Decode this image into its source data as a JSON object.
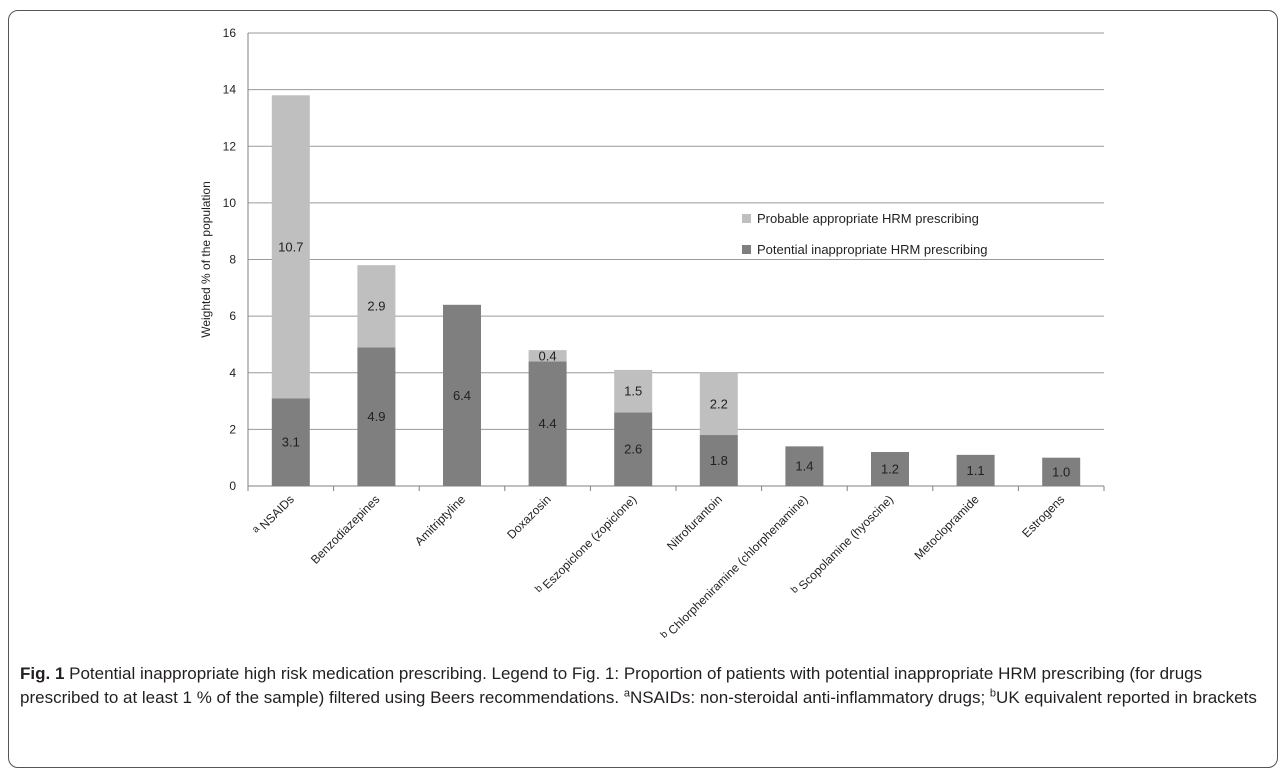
{
  "chart_data": {
    "type": "bar",
    "stacked": true,
    "categories": [
      {
        "prefix": "a",
        "name": "NSAIDs"
      },
      {
        "prefix": "",
        "name": "Benzodiazepines"
      },
      {
        "prefix": "",
        "name": "Amitriptyline"
      },
      {
        "prefix": "",
        "name": "Doxazosin"
      },
      {
        "prefix": "b",
        "name": "Eszopiclone (zopiclone)"
      },
      {
        "prefix": "",
        "name": "Nitrofurantoin"
      },
      {
        "prefix": "b",
        "name": "Chlorpheniramine  (chlorphenamine)"
      },
      {
        "prefix": "b",
        "name": "Scopolamine (hyoscine)"
      },
      {
        "prefix": "",
        "name": "Metoclopramide"
      },
      {
        "prefix": "",
        "name": "Estrogens"
      }
    ],
    "series": [
      {
        "name": "Potential inappropriate HRM prescribing",
        "color": "#7f7f7f",
        "values": [
          3.1,
          4.9,
          6.4,
          4.4,
          2.6,
          1.8,
          1.4,
          1.2,
          1.1,
          1.0
        ],
        "labels": [
          "3.1",
          "4.9",
          "6.4",
          "4.4",
          "2.6",
          "1.8",
          "1.4",
          "1.2",
          "1.1",
          "1.0"
        ]
      },
      {
        "name": "Probable appropriate HRM prescribing",
        "color": "#bfbfbf",
        "values": [
          10.7,
          2.9,
          0,
          0.4,
          1.5,
          2.2,
          0,
          0,
          0,
          0
        ],
        "labels": [
          "10.7",
          "2.9",
          "",
          "0.4",
          "1.5",
          "2.2",
          "",
          "",
          "",
          ""
        ]
      }
    ],
    "ylabel": "Weighted % of the population",
    "ylim": [
      0,
      16
    ],
    "yticks": [
      "0",
      "2",
      "4",
      "6",
      "8",
      "10",
      "12",
      "14",
      "16"
    ],
    "grid": true,
    "legend_position": "right"
  },
  "caption": {
    "fig_label": "Fig. 1",
    "text_1": " Potential inappropriate high risk medication prescribing. Legend to Fig. 1: Proportion of patients with potential inappropriate HRM prescribing (for drugs prescribed to at least 1 % of the sample) filtered using Beers recommendations. ",
    "sup_a": "a",
    "text_2": "NSAIDs: non-steroidal anti-inflammatory drugs; ",
    "sup_b": "b",
    "text_3": "UK equivalent reported in brackets"
  }
}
· · · · ·
• Task directions
Give back the entries verbatim but drop every picture.

• Problem solution
Decode this image into its source data as a JSON object.
{
  "chart_data": {
    "type": "bar",
    "stacked": true,
    "categories": [
      {
        "prefix": "a",
        "name": "NSAIDs"
      },
      {
        "prefix": "",
        "name": "Benzodiazepines"
      },
      {
        "prefix": "",
        "name": "Amitriptyline"
      },
      {
        "prefix": "",
        "name": "Doxazosin"
      },
      {
        "prefix": "b",
        "name": "Eszopiclone (zopiclone)"
      },
      {
        "prefix": "",
        "name": "Nitrofurantoin"
      },
      {
        "prefix": "b",
        "name": "Chlorpheniramine  (chlorphenamine)"
      },
      {
        "prefix": "b",
        "name": "Scopolamine (hyoscine)"
      },
      {
        "prefix": "",
        "name": "Metoclopramide"
      },
      {
        "prefix": "",
        "name": "Estrogens"
      }
    ],
    "series": [
      {
        "name": "Potential inappropriate HRM prescribing",
        "color": "#7f7f7f",
        "values": [
          3.1,
          4.9,
          6.4,
          4.4,
          2.6,
          1.8,
          1.4,
          1.2,
          1.1,
          1.0
        ],
        "labels": [
          "3.1",
          "4.9",
          "6.4",
          "4.4",
          "2.6",
          "1.8",
          "1.4",
          "1.2",
          "1.1",
          "1.0"
        ]
      },
      {
        "name": "Probable appropriate HRM prescribing",
        "color": "#bfbfbf",
        "values": [
          10.7,
          2.9,
          0,
          0.4,
          1.5,
          2.2,
          0,
          0,
          0,
          0
        ],
        "labels": [
          "10.7",
          "2.9",
          "",
          "0.4",
          "1.5",
          "2.2",
          "",
          "",
          "",
          ""
        ]
      }
    ],
    "ylabel": "Weighted % of the population",
    "ylim": [
      0,
      16
    ],
    "yticks": [
      "0",
      "2",
      "4",
      "6",
      "8",
      "10",
      "12",
      "14",
      "16"
    ],
    "grid": true,
    "legend_position": "right"
  },
  "caption": {
    "fig_label": "Fig. 1",
    "text_1": " Potential inappropriate high risk medication prescribing. Legend to Fig. 1: Proportion of patients with potential inappropriate HRM prescribing (for drugs prescribed to at least 1 % of the sample) filtered using Beers recommendations. ",
    "sup_a": "a",
    "text_2": "NSAIDs: non-steroidal anti-inflammatory drugs; ",
    "sup_b": "b",
    "text_3": "UK equivalent reported in brackets"
  }
}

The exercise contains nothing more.